Parts of the exercise ->
A – Answer these questions from the text about Dawnstar, one per line:
(i) What planet is Dawnstar from?
(ii) What are the names of her younger brothers?
(iii) At what age was she first introduced to the Legionnaires?
B – Write the next part of the passage about Dawnstar, picking up after its final sentence.

Text ->
Pre-Crisis version of the character. Interior artwork from Legion of Super-Heroes (vol. 3) #17; art by Greg LaRocque.

Dawnstar (her real name, she has no Legion code name) is from the planet Starhaven. Starhaven was colonized by the Pueblo people, who were abducted from Earth by an unknown alien race in the 13th century and transformed into winged superhumans. Her name is derived from the appearance on Earth of the planet Venus, the "morning star", and which is the reason she wears an eight-pointed star ornament on her forehead.

Dawnstar's parents are Mistrider and Moonwalker, and her younger brothers are Greybird and Greatfire. During her late childhood and early teens, her parents built a thriving business on their daughter's ability to guide spaceships through hazardous areas of space. She also worked as a guide to hunters of animals.

Dawnstar received an invitation from Legion financier R. J. Brande to attend the Legion Academy, and reluctantly accepted the opportunity. She was first introduced to the Legionnaires at age 16 as a recent graduate of the Academy.

She serves in many missions with the Legionnaires, contributing her talents at tracking and high-speed travel to perform many rescues of her colleagues, as well as investigations of personal disappearances and similar mysteries. Dawnstar has a lengthy, tragic romance with fellow Legionnaire Wildfire. Wildfire is an antimatter being in a containment suit, and thus has no physical body, so the two are unable to have a physical relationship.

Extracted data ->

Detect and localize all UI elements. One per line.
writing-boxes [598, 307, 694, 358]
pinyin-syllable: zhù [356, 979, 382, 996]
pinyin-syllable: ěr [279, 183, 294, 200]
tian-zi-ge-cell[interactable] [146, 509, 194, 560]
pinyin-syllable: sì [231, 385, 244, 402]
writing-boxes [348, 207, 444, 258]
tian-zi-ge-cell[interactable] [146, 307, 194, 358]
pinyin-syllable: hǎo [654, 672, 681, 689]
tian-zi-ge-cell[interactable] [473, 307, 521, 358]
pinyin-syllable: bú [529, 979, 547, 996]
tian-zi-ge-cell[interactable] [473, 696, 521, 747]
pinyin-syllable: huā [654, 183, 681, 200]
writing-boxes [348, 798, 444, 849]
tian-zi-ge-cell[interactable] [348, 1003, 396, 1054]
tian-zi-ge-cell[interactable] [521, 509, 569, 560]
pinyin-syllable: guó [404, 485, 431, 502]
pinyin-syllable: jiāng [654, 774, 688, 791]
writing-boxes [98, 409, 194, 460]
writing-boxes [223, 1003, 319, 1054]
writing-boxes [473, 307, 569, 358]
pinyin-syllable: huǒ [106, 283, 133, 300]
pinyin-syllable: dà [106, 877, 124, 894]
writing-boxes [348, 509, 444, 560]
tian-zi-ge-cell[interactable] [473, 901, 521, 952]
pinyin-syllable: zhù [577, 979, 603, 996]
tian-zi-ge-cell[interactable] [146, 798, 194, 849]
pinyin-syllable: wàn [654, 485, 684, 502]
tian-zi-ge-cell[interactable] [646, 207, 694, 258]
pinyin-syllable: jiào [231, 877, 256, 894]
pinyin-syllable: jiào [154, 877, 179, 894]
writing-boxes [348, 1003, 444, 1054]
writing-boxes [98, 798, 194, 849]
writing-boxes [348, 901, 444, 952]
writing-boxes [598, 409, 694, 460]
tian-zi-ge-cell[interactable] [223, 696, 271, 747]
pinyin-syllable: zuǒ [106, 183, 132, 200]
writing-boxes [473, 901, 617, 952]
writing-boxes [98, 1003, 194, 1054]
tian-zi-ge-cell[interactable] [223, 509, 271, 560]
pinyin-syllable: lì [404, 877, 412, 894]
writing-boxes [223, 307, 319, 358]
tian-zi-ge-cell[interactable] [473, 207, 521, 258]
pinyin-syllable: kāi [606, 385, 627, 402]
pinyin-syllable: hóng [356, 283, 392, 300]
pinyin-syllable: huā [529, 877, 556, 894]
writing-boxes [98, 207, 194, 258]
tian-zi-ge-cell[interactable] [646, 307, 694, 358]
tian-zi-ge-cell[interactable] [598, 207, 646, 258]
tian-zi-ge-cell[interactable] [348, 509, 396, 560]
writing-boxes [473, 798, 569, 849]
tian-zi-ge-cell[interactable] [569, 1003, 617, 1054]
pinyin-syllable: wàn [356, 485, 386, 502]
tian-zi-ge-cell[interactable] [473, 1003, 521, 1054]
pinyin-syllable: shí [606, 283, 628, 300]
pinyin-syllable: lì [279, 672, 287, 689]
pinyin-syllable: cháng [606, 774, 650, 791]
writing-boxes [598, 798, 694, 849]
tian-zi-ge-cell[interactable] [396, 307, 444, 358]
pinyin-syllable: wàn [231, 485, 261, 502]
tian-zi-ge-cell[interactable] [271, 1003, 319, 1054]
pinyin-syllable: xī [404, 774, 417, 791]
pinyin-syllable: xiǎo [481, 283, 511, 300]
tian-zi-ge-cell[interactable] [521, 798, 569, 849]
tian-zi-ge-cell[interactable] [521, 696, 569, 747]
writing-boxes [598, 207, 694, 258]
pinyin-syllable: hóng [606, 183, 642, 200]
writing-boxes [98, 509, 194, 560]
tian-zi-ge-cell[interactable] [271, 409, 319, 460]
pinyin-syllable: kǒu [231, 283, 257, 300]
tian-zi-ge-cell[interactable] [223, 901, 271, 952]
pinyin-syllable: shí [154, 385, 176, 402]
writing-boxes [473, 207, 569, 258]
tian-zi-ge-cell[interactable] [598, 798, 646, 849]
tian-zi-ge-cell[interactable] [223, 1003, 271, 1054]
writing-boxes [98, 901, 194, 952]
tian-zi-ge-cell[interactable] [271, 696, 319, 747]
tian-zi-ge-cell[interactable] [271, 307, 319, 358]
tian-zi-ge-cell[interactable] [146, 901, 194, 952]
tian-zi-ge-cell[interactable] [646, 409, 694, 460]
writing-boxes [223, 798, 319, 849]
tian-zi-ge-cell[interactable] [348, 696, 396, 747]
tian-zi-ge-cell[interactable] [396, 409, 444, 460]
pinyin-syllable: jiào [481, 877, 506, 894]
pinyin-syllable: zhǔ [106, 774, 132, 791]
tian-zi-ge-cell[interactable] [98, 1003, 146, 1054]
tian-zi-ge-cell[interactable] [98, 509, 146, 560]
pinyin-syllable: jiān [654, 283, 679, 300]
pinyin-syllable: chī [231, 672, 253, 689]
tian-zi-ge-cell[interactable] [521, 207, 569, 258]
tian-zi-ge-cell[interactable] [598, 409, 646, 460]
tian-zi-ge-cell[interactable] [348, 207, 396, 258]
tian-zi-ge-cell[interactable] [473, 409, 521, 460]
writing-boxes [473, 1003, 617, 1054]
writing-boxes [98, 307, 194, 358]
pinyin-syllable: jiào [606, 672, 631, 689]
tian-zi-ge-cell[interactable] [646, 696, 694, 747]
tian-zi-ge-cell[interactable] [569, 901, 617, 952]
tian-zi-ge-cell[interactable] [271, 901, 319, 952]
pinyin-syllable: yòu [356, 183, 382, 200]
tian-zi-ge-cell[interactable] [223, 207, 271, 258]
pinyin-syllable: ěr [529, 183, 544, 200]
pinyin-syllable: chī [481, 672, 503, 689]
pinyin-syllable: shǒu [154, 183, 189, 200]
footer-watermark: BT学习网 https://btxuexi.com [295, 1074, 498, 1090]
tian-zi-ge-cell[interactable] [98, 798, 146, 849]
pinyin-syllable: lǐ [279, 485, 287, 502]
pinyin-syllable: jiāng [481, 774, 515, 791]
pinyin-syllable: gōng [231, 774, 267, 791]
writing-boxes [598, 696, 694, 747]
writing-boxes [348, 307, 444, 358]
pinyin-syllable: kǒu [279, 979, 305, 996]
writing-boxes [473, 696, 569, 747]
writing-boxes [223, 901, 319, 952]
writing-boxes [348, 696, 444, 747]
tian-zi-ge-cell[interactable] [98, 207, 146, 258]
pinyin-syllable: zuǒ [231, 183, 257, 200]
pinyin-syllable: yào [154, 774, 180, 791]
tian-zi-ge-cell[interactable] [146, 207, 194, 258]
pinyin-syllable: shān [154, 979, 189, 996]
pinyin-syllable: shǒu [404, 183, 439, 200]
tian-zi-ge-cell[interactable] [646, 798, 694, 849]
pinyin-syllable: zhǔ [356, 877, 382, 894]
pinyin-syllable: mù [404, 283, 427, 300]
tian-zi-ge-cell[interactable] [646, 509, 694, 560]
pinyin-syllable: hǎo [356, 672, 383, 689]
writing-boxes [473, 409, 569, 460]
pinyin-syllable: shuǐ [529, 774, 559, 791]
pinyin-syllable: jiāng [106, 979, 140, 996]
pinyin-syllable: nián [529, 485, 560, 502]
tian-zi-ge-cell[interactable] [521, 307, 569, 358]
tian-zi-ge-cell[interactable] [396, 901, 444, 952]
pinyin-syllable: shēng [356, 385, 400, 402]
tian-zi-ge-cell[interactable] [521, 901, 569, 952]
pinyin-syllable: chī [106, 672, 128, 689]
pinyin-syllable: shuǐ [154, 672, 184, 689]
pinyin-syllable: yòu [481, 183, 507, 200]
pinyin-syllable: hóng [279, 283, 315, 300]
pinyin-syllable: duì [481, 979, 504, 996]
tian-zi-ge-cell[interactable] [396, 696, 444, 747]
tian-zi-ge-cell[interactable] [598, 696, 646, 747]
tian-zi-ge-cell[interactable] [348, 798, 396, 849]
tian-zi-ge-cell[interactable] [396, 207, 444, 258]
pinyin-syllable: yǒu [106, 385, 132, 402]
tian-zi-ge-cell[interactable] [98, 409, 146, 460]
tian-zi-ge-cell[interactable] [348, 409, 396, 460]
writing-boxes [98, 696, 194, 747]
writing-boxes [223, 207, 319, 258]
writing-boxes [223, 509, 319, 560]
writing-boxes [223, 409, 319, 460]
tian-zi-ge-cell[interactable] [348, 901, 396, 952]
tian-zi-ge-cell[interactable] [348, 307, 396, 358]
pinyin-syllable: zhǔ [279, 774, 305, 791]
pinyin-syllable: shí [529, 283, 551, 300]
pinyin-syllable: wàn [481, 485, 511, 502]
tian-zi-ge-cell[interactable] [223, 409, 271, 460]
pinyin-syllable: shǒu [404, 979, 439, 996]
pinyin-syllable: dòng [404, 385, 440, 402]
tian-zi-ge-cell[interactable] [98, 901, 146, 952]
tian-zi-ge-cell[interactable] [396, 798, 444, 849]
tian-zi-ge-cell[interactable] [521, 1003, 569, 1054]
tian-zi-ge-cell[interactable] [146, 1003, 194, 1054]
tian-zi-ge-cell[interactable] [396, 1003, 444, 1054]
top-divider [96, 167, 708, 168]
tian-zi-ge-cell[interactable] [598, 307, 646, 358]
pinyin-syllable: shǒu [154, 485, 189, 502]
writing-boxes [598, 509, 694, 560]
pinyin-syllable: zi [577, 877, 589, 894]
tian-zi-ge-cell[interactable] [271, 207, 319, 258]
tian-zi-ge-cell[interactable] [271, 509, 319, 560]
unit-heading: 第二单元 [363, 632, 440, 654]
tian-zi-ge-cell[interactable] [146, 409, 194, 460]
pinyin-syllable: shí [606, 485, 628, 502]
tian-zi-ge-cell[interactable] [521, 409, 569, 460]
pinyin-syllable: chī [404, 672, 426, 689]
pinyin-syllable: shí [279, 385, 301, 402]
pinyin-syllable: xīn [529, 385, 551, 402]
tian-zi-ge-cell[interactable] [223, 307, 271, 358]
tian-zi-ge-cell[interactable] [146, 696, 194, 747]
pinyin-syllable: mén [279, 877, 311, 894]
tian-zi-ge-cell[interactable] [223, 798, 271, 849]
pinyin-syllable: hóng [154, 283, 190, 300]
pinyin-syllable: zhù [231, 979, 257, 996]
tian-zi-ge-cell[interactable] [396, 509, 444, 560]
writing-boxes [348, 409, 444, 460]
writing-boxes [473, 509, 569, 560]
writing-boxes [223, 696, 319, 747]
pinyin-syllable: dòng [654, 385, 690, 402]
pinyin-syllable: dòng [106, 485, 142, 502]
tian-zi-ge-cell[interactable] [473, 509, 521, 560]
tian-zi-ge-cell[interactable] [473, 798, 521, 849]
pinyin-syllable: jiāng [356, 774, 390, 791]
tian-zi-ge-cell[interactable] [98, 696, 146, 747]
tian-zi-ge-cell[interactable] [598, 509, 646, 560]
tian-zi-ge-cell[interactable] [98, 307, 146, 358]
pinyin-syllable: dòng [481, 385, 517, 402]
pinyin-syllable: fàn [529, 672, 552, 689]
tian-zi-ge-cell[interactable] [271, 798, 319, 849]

Outputs for the tasks ->
A –
(i) Starhaven
(ii) Greybird and Greatfire
(iii) 16

B –
After the Legion's timeline is "reset" by the Legion's battle with Mordru, Dawnstar is possessed by an evil entity called Bounty, who amputates her wings and forces her to use her tracking powers as an assassin. Dawnstar is later freed from the entity's control. Dawnstar vanished shortly before the Legion's timeline was erased by the events depicted in Zero Hour: Crisis in Time! (1994) and by the ensuing reboot.

Dawnstar, with her wings and original appearance, appears in The Lightning Saga, where she works with the other Legionnaires in the 21st century to resurrect Bart Allen. Although Dream Girl predicts that at least one Legionnaire will sacrifice themselves to bring Bart back, no one is killed and the Legion safely returns to the 31st century.

In DC Pride (2022), Dawnstar is established to be bisexual. Dawnstar's sexuality was previously hinted at during "The Lightning Saga" storyline, where she was shown to be in a relationship with a Thanagarian woman.

==Powers and abilities==
Dawnstar is a mutant metahuman who can fly at faster than light speeds and survive in deep space by generating a self-sustaining force field. She has the ability to track objects and people over vast distances. As a member of the Legion of Super-Heroes, she is provided a Legion Flight Ring, which enables her to track her location and communicate with other Legionnaires.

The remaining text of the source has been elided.